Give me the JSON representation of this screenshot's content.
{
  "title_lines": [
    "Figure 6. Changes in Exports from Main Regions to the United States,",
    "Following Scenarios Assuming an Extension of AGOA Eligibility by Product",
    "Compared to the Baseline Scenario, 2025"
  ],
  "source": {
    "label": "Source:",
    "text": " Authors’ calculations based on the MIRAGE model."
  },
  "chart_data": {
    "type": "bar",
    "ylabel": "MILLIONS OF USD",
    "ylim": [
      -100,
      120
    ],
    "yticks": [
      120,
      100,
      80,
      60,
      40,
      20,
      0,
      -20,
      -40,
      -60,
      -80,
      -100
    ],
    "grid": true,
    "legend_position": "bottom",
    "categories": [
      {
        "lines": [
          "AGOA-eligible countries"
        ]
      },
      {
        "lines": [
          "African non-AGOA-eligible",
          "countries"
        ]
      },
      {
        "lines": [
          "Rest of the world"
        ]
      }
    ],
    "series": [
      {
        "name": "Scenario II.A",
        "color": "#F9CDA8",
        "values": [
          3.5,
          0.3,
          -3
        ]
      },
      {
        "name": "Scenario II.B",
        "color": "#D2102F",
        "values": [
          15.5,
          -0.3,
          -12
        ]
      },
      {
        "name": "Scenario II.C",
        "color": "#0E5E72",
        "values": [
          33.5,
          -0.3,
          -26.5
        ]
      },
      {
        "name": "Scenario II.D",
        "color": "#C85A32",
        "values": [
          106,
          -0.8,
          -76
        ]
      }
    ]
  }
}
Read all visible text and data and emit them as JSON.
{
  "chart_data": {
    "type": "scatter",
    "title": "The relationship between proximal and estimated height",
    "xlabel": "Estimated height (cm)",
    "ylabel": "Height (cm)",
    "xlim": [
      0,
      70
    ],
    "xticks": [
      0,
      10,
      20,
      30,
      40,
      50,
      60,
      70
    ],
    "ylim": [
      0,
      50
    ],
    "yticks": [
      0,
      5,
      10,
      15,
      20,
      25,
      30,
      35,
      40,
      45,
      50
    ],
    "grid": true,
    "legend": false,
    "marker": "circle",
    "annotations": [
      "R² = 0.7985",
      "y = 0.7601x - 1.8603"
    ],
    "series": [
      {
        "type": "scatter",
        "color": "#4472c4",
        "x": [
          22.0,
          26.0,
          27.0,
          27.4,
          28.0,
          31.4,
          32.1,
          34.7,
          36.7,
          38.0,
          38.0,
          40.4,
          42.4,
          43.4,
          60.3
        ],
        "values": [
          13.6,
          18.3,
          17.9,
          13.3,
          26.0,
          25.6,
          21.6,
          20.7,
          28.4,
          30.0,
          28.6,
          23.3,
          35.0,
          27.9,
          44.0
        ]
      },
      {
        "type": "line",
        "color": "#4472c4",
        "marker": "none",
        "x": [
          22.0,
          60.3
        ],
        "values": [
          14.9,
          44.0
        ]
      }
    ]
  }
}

__What you are asked to do__
Write all of the records out again exactly.

__Answer for the task__
Give me the JSON representation of this screenshot's content.
{
  "title_lines": [
    "Figure 6. Changes in Exports from Main Regions to the United States,",
    "Following Scenarios Assuming an Extension of AGOA Eligibility by Product",
    "Compared to the Baseline Scenario, 2025"
  ],
  "source": {
    "label": "Source:",
    "text": " Authors’ calculations based on the MIRAGE model."
  },
  "chart_data": {
    "type": "bar",
    "ylabel": "MILLIONS OF USD",
    "ylim": [
      -100,
      120
    ],
    "yticks": [
      120,
      100,
      80,
      60,
      40,
      20,
      0,
      -20,
      -40,
      -60,
      -80,
      -100
    ],
    "grid": true,
    "legend_position": "bottom",
    "categories": [
      {
        "lines": [
          "AGOA-eligible countries"
        ]
      },
      {
        "lines": [
          "African non-AGOA-eligible",
          "countries"
        ]
      },
      {
        "lines": [
          "Rest of the world"
        ]
      }
    ],
    "series": [
      {
        "name": "Scenario II.A",
        "color": "#F9CDA8",
        "values": [
          3.5,
          0.3,
          -3
        ]
      },
      {
        "name": "Scenario II.B",
        "color": "#D2102F",
        "values": [
          15.5,
          -0.3,
          -12
        ]
      },
      {
        "name": "Scenario II.C",
        "color": "#0E5E72",
        "values": [
          33.5,
          -0.3,
          -26.5
        ]
      },
      {
        "name": "Scenario II.D",
        "color": "#C85A32",
        "values": [
          106,
          -0.8,
          -76
        ]
      }
    ]
  }
}
Read all visible text and data and emit them as JSON.
{
  "chart_data": {
    "type": "scatter",
    "title": "The relationship between proximal and estimated height",
    "xlabel": "Estimated height (cm)",
    "ylabel": "Height (cm)",
    "xlim": [
      0,
      70
    ],
    "xticks": [
      0,
      10,
      20,
      30,
      40,
      50,
      60,
      70
    ],
    "ylim": [
      0,
      50
    ],
    "yticks": [
      0,
      5,
      10,
      15,
      20,
      25,
      30,
      35,
      40,
      45,
      50
    ],
    "grid": true,
    "legend": false,
    "marker": "circle",
    "annotations": [
      "R² = 0.7985",
      "y = 0.7601x - 1.8603"
    ],
    "series": [
      {
        "type": "scatter",
        "color": "#4472c4",
        "x": [
          22.0,
          26.0,
          27.0,
          27.4,
          28.0,
          31.4,
          32.1,
          34.7,
          36.7,
          38.0,
          38.0,
          40.4,
          42.4,
          43.4,
          60.3
        ],
        "values": [
          13.6,
          18.3,
          17.9,
          13.3,
          26.0,
          25.6,
          21.6,
          20.7,
          28.4,
          30.0,
          28.6,
          23.3,
          35.0,
          27.9,
          44.0
        ]
      },
      {
        "type": "line",
        "color": "#4472c4",
        "marker": "none",
        "x": [
          22.0,
          60.3
        ],
        "values": [
          14.9,
          44.0
        ]
      }
    ]
  }
}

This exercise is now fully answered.